PROBLEM STATEMENT:
Lines containing the word "title" are the ones to copy from the records below.

-- Start RECORDED DATA --

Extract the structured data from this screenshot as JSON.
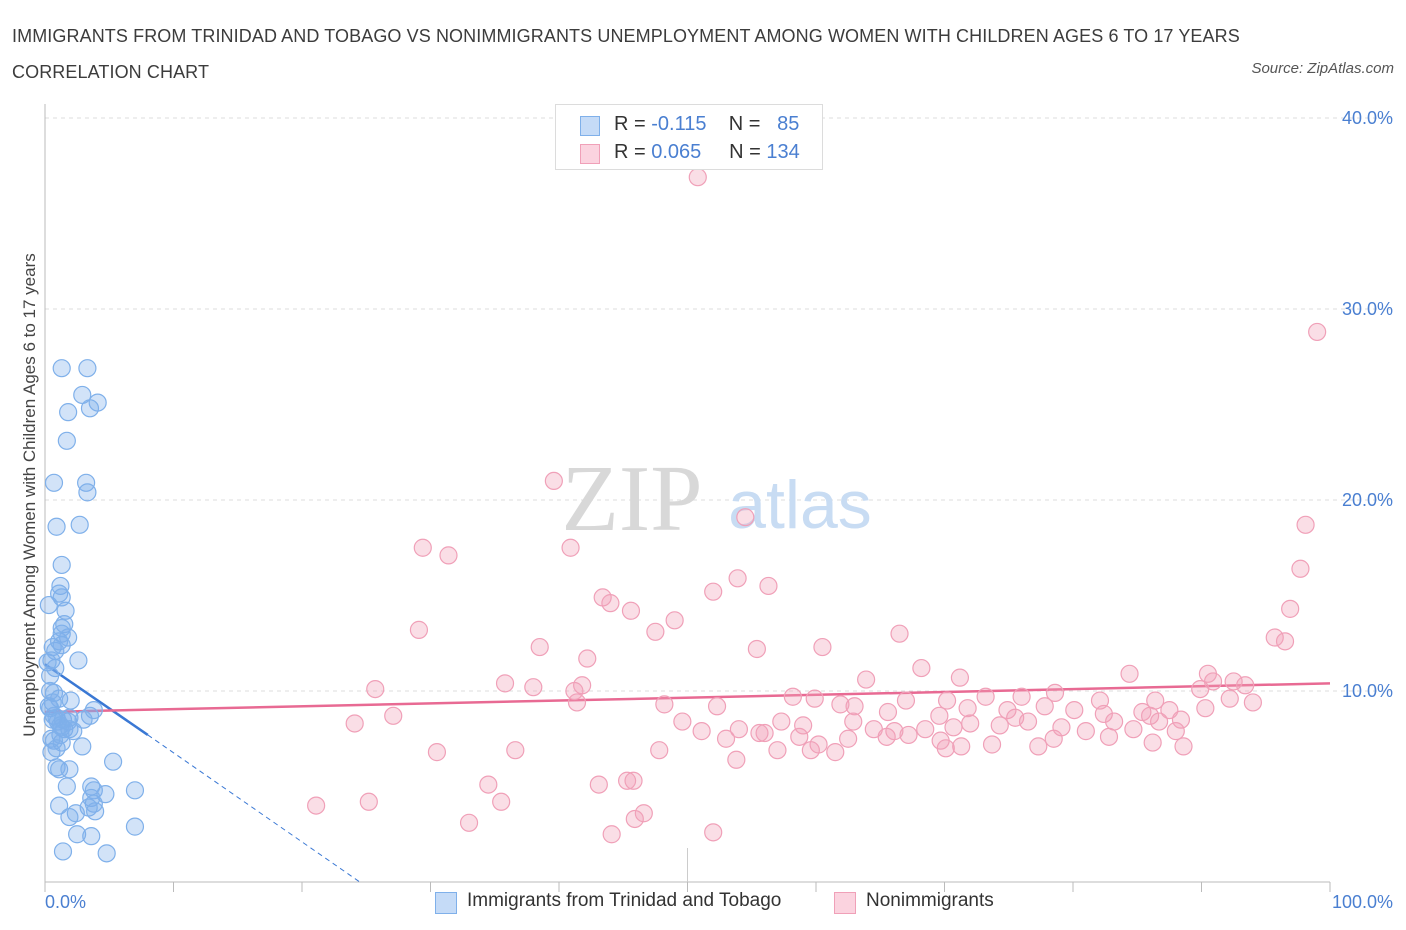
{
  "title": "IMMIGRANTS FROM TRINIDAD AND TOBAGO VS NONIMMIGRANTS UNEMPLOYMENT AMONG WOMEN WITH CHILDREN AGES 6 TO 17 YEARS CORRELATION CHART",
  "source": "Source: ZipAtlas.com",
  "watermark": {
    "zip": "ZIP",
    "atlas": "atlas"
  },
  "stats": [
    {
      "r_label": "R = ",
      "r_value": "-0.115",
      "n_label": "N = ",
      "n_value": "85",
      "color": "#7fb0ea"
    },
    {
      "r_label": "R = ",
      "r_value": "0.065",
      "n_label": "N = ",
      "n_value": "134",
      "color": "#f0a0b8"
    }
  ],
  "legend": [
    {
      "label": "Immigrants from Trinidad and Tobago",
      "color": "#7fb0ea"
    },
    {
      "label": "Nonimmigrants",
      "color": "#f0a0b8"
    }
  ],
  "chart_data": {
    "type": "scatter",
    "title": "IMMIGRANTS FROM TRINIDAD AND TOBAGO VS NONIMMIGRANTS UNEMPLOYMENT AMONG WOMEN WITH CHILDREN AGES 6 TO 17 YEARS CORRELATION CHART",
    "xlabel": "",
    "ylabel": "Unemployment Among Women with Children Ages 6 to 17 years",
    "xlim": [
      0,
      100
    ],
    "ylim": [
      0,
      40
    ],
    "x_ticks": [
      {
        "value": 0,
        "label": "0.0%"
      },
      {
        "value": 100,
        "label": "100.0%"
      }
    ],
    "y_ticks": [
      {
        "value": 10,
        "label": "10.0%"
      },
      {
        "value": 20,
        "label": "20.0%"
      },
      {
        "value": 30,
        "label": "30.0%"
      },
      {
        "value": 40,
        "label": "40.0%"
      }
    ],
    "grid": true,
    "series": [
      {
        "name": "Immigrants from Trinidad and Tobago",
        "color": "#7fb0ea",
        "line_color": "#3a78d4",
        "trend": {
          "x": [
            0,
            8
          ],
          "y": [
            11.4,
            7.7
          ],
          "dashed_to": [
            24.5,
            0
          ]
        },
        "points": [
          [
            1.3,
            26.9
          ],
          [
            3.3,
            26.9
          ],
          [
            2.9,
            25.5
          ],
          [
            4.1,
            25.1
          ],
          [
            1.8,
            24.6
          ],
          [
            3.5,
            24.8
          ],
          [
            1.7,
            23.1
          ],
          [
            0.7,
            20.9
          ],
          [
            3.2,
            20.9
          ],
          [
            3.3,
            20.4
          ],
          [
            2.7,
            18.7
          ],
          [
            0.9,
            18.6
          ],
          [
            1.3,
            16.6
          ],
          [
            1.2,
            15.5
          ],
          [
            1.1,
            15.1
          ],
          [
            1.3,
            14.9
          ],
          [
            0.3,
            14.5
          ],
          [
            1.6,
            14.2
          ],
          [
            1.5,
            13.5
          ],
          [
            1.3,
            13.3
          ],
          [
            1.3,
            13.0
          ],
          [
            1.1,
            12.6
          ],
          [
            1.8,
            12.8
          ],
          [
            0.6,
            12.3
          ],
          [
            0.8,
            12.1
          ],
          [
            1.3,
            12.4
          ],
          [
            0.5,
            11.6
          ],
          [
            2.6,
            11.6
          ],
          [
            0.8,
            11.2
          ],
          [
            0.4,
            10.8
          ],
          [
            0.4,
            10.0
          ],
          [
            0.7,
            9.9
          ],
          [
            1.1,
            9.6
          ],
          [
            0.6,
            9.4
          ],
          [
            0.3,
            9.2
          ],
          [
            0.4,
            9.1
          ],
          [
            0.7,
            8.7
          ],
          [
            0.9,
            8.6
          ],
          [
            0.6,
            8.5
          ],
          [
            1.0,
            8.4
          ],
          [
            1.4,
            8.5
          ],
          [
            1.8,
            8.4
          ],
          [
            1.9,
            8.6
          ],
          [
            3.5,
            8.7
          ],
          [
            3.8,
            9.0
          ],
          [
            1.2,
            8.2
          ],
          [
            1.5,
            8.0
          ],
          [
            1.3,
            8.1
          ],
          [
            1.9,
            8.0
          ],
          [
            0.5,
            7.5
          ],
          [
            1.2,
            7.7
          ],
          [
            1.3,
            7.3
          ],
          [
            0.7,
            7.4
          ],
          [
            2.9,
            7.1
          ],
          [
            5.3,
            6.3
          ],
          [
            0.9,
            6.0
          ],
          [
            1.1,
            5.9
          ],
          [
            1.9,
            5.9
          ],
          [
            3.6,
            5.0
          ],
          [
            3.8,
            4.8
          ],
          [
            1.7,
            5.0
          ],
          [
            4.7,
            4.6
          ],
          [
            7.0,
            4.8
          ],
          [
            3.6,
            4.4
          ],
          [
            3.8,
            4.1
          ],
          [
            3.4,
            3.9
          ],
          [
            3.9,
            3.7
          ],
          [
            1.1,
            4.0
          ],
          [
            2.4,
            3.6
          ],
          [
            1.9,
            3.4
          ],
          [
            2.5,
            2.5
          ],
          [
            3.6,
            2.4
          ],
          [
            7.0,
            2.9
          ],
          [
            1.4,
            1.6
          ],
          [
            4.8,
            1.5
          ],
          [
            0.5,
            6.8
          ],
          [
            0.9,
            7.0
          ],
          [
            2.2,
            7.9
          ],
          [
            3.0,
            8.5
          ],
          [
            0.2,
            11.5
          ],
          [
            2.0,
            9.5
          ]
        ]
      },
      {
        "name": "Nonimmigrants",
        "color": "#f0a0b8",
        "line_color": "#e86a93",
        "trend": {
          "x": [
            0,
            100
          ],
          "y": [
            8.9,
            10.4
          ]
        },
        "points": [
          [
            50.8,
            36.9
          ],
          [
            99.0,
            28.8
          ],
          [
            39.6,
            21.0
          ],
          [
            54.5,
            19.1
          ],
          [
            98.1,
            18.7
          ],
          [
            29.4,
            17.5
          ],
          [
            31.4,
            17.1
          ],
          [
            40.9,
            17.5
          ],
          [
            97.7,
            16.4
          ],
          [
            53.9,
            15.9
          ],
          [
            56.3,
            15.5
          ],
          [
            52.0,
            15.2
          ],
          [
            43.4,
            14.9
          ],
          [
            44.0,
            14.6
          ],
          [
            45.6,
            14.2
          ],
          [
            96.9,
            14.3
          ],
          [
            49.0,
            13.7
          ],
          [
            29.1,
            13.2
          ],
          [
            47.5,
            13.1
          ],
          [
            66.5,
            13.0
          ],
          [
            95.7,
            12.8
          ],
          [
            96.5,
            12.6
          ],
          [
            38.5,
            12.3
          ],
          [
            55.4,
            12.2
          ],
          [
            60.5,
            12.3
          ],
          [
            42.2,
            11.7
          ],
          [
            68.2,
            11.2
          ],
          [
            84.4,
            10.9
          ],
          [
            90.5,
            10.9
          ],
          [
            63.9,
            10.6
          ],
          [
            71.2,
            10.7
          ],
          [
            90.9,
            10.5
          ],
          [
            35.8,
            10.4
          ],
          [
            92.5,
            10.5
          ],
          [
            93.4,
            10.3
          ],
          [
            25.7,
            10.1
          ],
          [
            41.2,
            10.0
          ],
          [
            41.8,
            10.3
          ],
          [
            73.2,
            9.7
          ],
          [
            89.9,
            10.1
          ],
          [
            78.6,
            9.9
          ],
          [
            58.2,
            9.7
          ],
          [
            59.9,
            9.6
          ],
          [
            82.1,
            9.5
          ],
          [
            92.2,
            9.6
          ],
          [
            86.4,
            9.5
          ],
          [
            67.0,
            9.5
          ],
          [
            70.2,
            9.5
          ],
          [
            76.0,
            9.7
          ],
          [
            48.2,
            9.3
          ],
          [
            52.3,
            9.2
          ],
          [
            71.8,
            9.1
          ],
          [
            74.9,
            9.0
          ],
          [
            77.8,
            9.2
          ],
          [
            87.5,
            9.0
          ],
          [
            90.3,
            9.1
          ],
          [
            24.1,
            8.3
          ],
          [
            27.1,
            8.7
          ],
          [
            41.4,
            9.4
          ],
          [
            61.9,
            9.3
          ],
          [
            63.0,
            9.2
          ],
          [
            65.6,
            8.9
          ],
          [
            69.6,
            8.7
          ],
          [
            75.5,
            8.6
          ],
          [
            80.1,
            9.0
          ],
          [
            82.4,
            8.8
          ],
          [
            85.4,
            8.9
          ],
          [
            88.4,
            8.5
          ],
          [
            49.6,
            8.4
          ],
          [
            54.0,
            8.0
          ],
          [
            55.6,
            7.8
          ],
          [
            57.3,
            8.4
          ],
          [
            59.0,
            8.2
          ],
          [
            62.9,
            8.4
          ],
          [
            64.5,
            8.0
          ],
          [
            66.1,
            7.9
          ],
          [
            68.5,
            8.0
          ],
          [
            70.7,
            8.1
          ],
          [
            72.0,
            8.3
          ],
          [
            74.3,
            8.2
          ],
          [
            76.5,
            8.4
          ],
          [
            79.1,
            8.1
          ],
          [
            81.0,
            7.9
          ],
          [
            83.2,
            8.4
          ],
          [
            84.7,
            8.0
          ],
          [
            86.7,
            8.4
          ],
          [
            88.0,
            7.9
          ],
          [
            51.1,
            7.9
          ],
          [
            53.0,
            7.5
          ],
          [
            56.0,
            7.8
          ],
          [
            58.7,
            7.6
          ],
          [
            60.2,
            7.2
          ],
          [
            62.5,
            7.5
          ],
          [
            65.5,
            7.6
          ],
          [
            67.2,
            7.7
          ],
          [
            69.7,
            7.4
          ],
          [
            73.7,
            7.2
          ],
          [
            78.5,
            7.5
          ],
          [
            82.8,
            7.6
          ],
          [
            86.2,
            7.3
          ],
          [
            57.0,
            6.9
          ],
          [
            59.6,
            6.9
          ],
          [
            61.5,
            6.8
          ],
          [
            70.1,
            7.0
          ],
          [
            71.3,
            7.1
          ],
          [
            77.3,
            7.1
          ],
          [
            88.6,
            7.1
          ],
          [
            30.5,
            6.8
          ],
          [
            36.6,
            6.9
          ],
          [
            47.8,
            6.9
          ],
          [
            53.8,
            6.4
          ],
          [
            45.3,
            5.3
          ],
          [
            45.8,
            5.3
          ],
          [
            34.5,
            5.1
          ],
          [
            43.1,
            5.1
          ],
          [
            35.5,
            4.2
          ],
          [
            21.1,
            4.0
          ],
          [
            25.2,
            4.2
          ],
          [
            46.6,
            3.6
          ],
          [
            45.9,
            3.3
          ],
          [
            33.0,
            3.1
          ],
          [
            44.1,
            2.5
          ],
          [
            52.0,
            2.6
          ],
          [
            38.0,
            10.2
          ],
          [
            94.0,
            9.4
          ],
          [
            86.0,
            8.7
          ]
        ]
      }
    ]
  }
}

-- End RECORDED DATA --

COMPLETED TASK:
  "title": "IMMIGRANTS FROM TRINIDAD AND TOBAGO VS NONIMMIGRANTS UNEMPLOYMENT AMONG WOMEN WITH CHILDREN AGES 6 TO 17 YEARS CORRELATION CHART",
    "title": "IMMIGRANTS FROM TRINIDAD AND TOBAGO VS NONIMMIGRANTS UNEMPLOYMENT AMONG WOMEN WITH CHILDREN AGES 6 TO 17 YEARS CORRELATION CHART",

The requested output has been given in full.